Would you quote the material below in full and unchanged?

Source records
--- Start ---

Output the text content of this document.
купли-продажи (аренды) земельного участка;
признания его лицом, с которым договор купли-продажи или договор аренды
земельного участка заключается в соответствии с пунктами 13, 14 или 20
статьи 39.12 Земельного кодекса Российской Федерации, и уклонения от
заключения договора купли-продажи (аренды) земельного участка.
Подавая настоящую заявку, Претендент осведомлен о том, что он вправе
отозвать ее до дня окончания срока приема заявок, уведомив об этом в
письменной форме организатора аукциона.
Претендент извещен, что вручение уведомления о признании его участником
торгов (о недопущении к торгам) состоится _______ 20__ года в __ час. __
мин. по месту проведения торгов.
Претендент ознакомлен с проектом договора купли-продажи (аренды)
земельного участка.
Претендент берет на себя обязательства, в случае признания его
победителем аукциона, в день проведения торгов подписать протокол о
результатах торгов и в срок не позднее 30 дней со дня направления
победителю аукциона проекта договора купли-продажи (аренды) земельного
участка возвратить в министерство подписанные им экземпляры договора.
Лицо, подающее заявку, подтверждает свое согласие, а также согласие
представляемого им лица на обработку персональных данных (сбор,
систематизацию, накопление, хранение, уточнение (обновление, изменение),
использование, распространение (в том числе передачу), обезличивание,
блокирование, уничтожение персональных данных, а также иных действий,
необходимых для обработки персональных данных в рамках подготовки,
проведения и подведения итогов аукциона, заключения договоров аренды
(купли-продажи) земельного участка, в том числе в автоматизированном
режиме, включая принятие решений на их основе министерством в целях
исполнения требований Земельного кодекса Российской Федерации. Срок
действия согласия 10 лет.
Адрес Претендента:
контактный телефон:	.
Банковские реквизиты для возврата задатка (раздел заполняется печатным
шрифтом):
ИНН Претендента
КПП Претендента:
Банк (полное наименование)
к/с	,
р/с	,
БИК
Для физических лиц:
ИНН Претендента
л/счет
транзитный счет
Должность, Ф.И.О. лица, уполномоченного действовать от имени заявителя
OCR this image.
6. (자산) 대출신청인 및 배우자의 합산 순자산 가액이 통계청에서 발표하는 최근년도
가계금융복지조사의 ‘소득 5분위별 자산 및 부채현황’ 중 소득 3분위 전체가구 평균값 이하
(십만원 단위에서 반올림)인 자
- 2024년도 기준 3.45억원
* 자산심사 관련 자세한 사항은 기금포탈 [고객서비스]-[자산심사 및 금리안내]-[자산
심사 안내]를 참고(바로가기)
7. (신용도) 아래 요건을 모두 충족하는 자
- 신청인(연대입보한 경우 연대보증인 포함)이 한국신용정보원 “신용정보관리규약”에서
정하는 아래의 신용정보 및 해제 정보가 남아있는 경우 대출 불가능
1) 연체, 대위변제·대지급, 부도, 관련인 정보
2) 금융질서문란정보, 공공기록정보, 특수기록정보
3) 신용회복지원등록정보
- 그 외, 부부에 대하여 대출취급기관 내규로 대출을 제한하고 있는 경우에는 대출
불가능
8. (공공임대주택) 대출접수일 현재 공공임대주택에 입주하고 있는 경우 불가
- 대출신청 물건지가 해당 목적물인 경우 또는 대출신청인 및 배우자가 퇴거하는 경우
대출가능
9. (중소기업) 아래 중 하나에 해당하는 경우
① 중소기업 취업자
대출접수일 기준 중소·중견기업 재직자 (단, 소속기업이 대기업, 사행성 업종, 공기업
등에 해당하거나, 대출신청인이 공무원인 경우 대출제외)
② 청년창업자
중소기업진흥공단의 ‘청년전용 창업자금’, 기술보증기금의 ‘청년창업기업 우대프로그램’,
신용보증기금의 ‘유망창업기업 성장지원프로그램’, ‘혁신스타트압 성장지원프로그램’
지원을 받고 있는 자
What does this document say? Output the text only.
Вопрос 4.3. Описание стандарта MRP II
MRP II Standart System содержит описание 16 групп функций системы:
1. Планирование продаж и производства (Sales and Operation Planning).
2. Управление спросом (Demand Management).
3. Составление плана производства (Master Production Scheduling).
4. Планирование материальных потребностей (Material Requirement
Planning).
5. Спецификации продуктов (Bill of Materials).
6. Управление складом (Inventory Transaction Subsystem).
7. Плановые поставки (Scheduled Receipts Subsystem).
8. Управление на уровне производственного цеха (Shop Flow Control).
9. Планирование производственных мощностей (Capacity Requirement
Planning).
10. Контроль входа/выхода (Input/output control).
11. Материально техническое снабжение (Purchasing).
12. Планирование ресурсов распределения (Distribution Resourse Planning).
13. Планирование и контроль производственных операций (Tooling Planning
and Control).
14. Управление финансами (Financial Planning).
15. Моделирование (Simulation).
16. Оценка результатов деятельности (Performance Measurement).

--- End ---

(Complete answer)
Output the text content of this document.
купли-продажи (аренды) земельного участка;
признания его лицом, с которым договор купли-продажи или договор аренды
земельного участка заключается в соответствии с пунктами 13, 14 или 20
статьи 39.12 Земельного кодекса Российской Федерации, и уклонения от
заключения договора купли-продажи (аренды) земельного участка.
Подавая настоящую заявку, Претендент осведомлен о том, что он вправе
отозвать ее до дня окончания срока приема заявок, уведомив об этом в
письменной форме организатора аукциона.
Претендент извещен, что вручение уведомления о признании его участником
торгов (о недопущении к торгам) состоится _______ 20__ года в __ час. __
мин. по месту проведения торгов.
Претендент ознакомлен с проектом договора купли-продажи (аренды)
земельного участка.
Претендент берет на себя обязательства, в случае признания его
победителем аукциона, в день проведения торгов подписать протокол о
результатах торгов и в срок не позднее 30 дней со дня направления
победителю аукциона проекта договора купли-продажи (аренды) земельного
участка возвратить в министерство подписанные им экземпляры договора.
Лицо, подающее заявку, подтверждает свое согласие, а также согласие
представляемого им лица на обработку персональных данных (сбор,
систематизацию, накопление, хранение, уточнение (обновление, изменение),
использование, распространение (в том числе передачу), обезличивание,
блокирование, уничтожение персональных данных, а также иных действий,
необходимых для обработки персональных данных в рамках подготовки,
проведения и подведения итогов аукциона, заключения договоров аренды
(купли-продажи) земельного участка, в том числе в автоматизированном
режиме, включая принятие решений на их основе министерством в целях
исполнения требований Земельного кодекса Российской Федерации. Срок
действия согласия 10 лет.
Адрес Претендента:
контактный телефон:	.
Банковские реквизиты для возврата задатка (раздел заполняется печатным
шрифтом):
ИНН Претендента
КПП Претендента:
Банк (полное наименование)
к/с	,
р/с	,
БИК
Для физических лиц:
ИНН Претендента
л/счет
транзитный счет
Должность, Ф.И.О. лица, уполномоченного действовать от имени заявителя
OCR this image.
6. (자산) 대출신청인 및 배우자의 합산 순자산 가액이 통계청에서 발표하는 최근년도
가계금융복지조사의 ‘소득 5분위별 자산 및 부채현황’ 중 소득 3분위 전체가구 평균값 이하
(십만원 단위에서 반올림)인 자
- 2024년도 기준 3.45억원
* 자산심사 관련 자세한 사항은 기금포탈 [고객서비스]-[자산심사 및 금리안내]-[자산
심사 안내]를 참고(바로가기)
7. (신용도) 아래 요건을 모두 충족하는 자
- 신청인(연대입보한 경우 연대보증인 포함)이 한국신용정보원 “신용정보관리규약”에서
정하는 아래의 신용정보 및 해제 정보가 남아있는 경우 대출 불가능
1) 연체, 대위변제·대지급, 부도, 관련인 정보
2) 금융질서문란정보, 공공기록정보, 특수기록정보
3) 신용회복지원등록정보
- 그 외, 부부에 대하여 대출취급기관 내규로 대출을 제한하고 있는 경우에는 대출
불가능
8. (공공임대주택) 대출접수일 현재 공공임대주택에 입주하고 있는 경우 불가
- 대출신청 물건지가 해당 목적물인 경우 또는 대출신청인 및 배우자가 퇴거하는 경우
대출가능
9. (중소기업) 아래 중 하나에 해당하는 경우
① 중소기업 취업자
대출접수일 기준 중소·중견기업 재직자 (단, 소속기업이 대기업, 사행성 업종, 공기업
등에 해당하거나, 대출신청인이 공무원인 경우 대출제외)
② 청년창업자
중소기업진흥공단의 ‘청년전용 창업자금’, 기술보증기금의 ‘청년창업기업 우대프로그램’,
신용보증기금의 ‘유망창업기업 성장지원프로그램’, ‘혁신스타트압 성장지원프로그램’
지원을 받고 있는 자
What does this document say? Output the text only.
Вопрос 4.3. Описание стандарта MRP II
MRP II Standart System содержит описание 16 групп функций системы:
1. Планирование продаж и производства (Sales and Operation Planning).
2. Управление спросом (Demand Management).
3. Составление плана производства (Master Production Scheduling).
4. Планирование материальных потребностей (Material Requirement
Planning).
5. Спецификации продуктов (Bill of Materials).
6. Управление складом (Inventory Transaction Subsystem).
7. Плановые поставки (Scheduled Receipts Subsystem).
8. Управление на уровне производственного цеха (Shop Flow Control).
9. Планирование производственных мощностей (Capacity Requirement
Planning).
10. Контроль входа/выхода (Input/output control).
11. Материально техническое снабжение (Purchasing).
12. Планирование ресурсов распределения (Distribution Resourse Planning).
13. Планирование и контроль производственных операций (Tooling Planning
and Control).
14. Управление финансами (Financial Planning).
15. Моделирование (Simulation).
16. Оценка результатов деятельности (Performance Measurement).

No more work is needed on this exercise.